## The request
Copy the records below verbatim, leaving out the pictures.

#### Data shown ####

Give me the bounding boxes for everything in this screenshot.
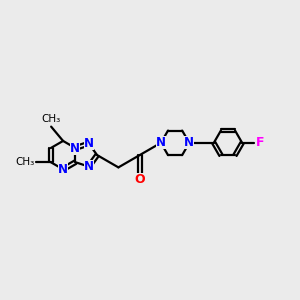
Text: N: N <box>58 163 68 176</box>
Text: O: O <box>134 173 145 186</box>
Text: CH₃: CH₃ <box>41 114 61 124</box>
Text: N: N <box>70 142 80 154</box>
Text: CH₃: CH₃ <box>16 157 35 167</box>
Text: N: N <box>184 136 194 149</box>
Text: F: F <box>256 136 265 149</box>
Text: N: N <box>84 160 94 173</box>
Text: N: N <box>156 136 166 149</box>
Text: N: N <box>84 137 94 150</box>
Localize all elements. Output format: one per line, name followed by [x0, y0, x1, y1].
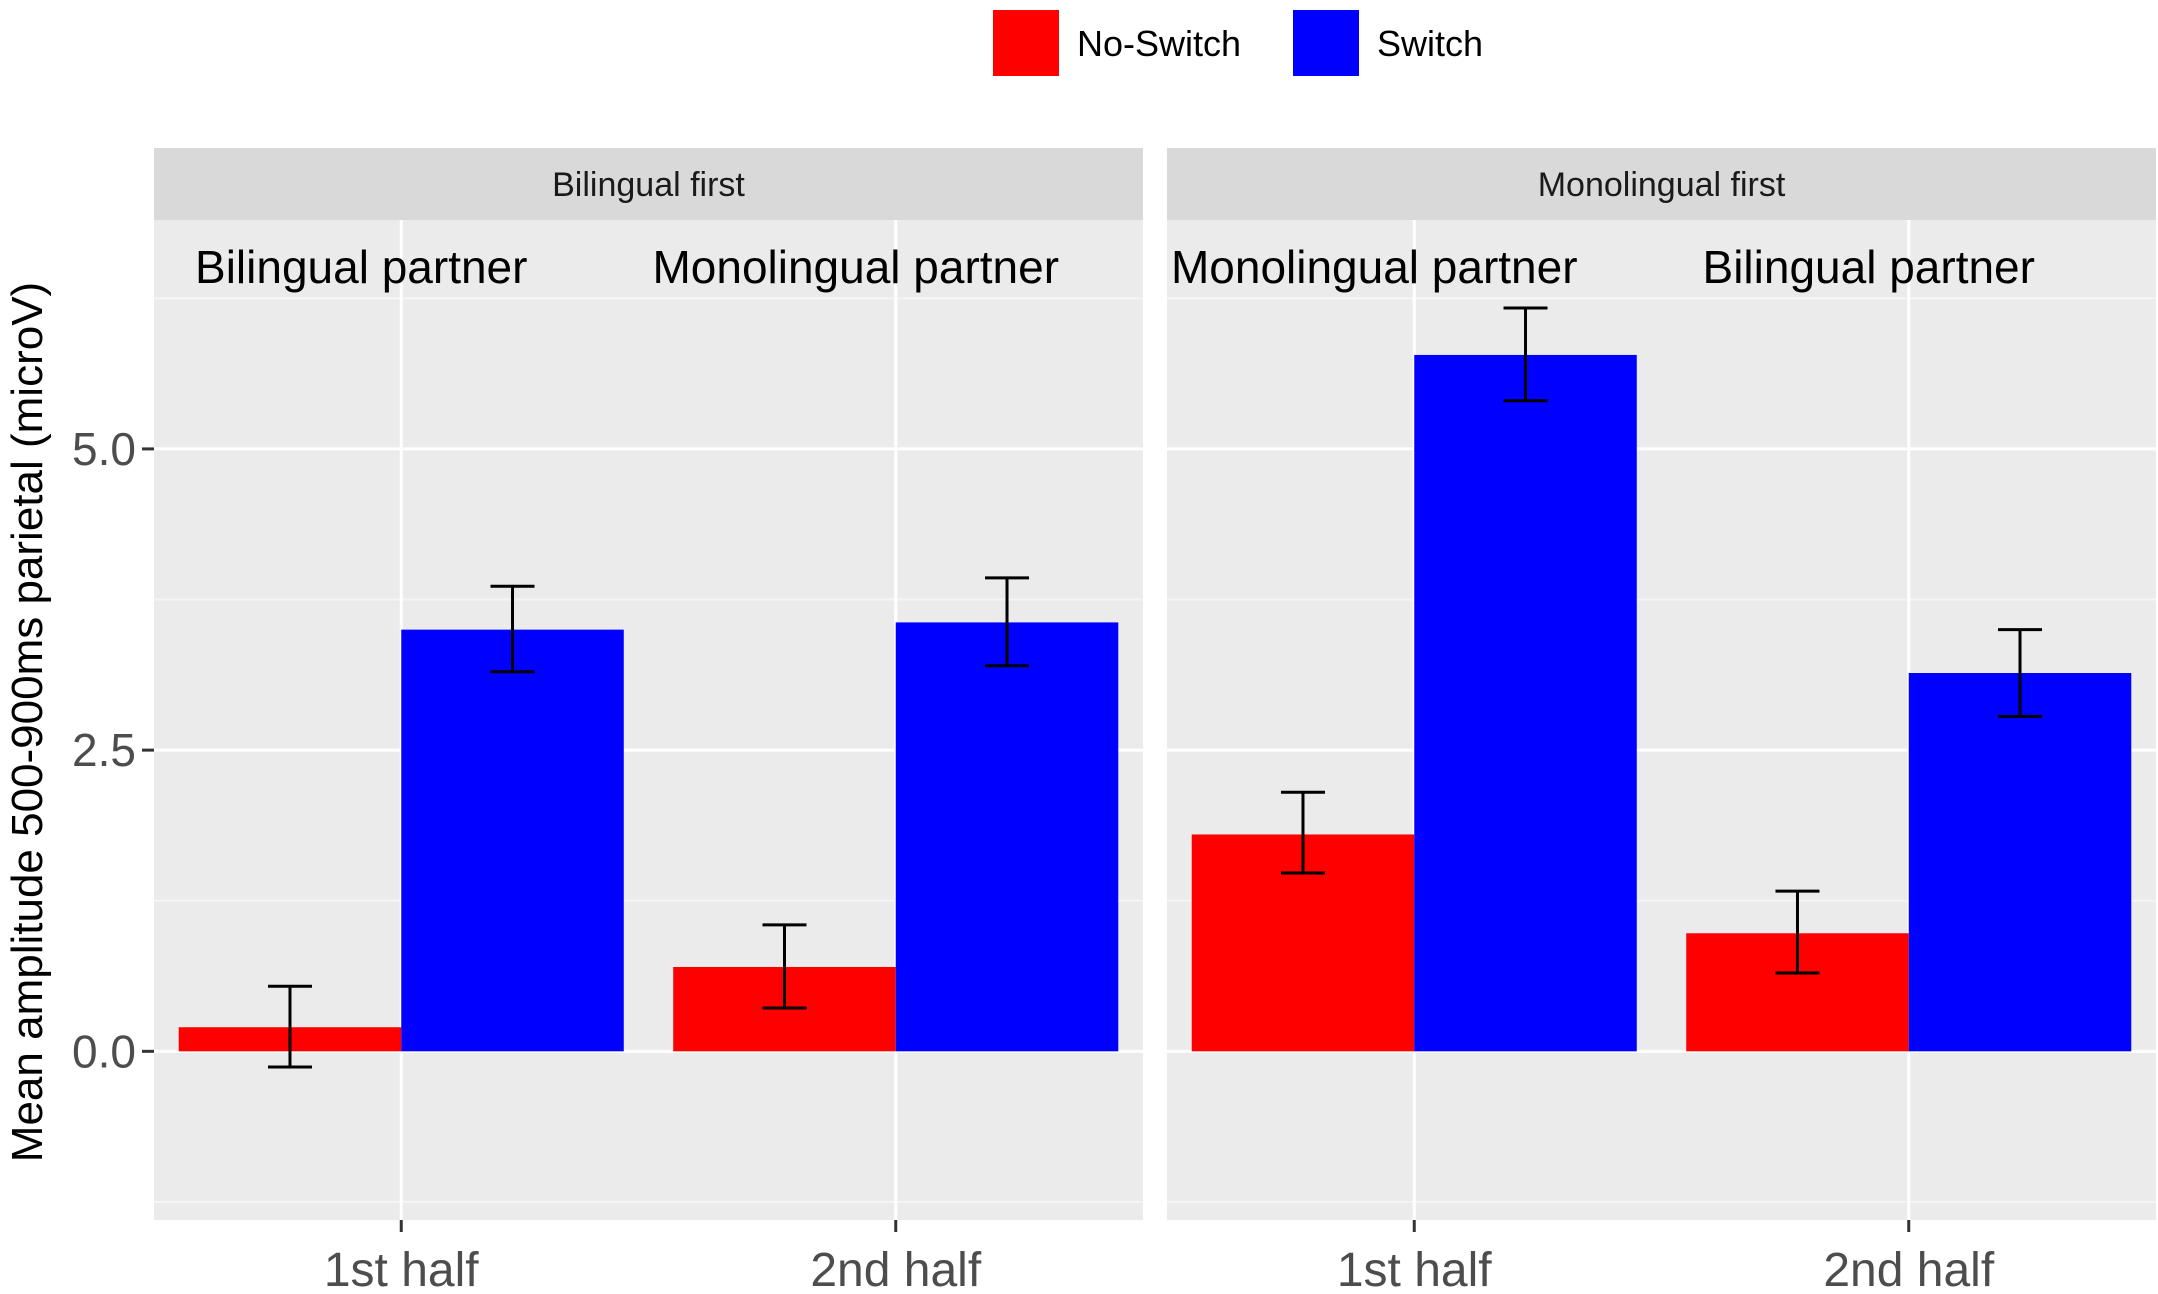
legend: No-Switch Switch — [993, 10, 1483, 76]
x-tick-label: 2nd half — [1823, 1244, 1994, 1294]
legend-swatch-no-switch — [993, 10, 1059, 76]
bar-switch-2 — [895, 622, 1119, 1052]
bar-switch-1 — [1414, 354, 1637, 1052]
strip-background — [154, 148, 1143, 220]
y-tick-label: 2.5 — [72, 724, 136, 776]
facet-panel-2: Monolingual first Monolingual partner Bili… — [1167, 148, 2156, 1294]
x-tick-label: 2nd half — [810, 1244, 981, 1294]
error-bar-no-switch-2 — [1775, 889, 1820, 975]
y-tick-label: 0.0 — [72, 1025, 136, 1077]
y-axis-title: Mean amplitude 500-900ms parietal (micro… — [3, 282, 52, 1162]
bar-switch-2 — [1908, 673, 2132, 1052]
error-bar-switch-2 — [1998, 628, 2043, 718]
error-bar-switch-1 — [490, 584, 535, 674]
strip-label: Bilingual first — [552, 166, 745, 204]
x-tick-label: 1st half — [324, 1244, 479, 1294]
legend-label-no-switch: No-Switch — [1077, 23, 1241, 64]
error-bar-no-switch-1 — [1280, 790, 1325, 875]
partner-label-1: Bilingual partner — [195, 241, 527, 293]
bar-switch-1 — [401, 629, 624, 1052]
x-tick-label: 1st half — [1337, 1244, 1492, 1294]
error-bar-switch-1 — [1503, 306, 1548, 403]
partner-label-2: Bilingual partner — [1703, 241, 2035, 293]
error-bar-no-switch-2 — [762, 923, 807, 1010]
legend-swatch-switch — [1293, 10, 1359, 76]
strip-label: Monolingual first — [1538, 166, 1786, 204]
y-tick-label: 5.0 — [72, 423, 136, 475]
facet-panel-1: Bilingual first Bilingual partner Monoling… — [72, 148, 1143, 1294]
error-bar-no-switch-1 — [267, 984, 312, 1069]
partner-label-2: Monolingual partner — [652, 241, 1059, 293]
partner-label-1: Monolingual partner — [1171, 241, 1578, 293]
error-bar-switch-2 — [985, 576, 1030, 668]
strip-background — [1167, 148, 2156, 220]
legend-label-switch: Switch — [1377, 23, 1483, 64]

####

## Output for this exercise
Give me the bounding boxes for everything in this screenshot.
Text: N: N <box>58 163 68 176</box>
Text: O: O <box>134 173 145 186</box>
Text: CH₃: CH₃ <box>41 114 61 124</box>
Text: N: N <box>70 142 80 154</box>
Text: CH₃: CH₃ <box>16 157 35 167</box>
Text: N: N <box>184 136 194 149</box>
Text: F: F <box>256 136 265 149</box>
Text: N: N <box>84 160 94 173</box>
Text: N: N <box>156 136 166 149</box>
Text: N: N <box>84 137 94 150</box>
Localize all elements. Output format: one per line, name followed by [x0, y0, x1, y1].
legend: No-Switch Switch — [993, 10, 1483, 76]
x-tick-label: 2nd half — [1823, 1244, 1994, 1294]
legend-swatch-no-switch — [993, 10, 1059, 76]
bar-switch-2 — [895, 622, 1119, 1052]
bar-switch-1 — [1414, 354, 1637, 1052]
strip-background — [154, 148, 1143, 220]
y-tick-label: 2.5 — [72, 724, 136, 776]
facet-panel-2: Monolingual first Monolingual partner Bili… — [1167, 148, 2156, 1294]
x-tick-label: 2nd half — [810, 1244, 981, 1294]
error-bar-no-switch-2 — [1775, 889, 1820, 975]
y-tick-label: 0.0 — [72, 1025, 136, 1077]
y-axis-title: Mean amplitude 500-900ms parietal (micro… — [3, 282, 52, 1162]
bar-switch-2 — [1908, 673, 2132, 1052]
error-bar-switch-2 — [1998, 628, 2043, 718]
error-bar-switch-1 — [490, 584, 535, 674]
strip-label: Bilingual first — [552, 166, 745, 204]
x-tick-label: 1st half — [324, 1244, 479, 1294]
legend-label-no-switch: No-Switch — [1077, 23, 1241, 64]
error-bar-no-switch-1 — [1280, 790, 1325, 875]
partner-label-1: Bilingual partner — [195, 241, 527, 293]
bar-switch-1 — [401, 629, 624, 1052]
x-tick-label: 1st half — [1337, 1244, 1492, 1294]
error-bar-switch-1 — [1503, 306, 1548, 403]
partner-label-2: Bilingual partner — [1703, 241, 2035, 293]
error-bar-no-switch-2 — [762, 923, 807, 1010]
legend-swatch-switch — [1293, 10, 1359, 76]
strip-label: Monolingual first — [1538, 166, 1786, 204]
y-tick-label: 5.0 — [72, 423, 136, 475]
facet-panel-1: Bilingual first Bilingual partner Monoling… — [72, 148, 1143, 1294]
error-bar-no-switch-1 — [267, 984, 312, 1069]
partner-label-2: Monolingual partner — [652, 241, 1059, 293]
partner-label-1: Monolingual partner — [1171, 241, 1578, 293]
error-bar-switch-2 — [985, 576, 1030, 668]
strip-background — [1167, 148, 2156, 220]
legend-label-switch: Switch — [1377, 23, 1483, 64]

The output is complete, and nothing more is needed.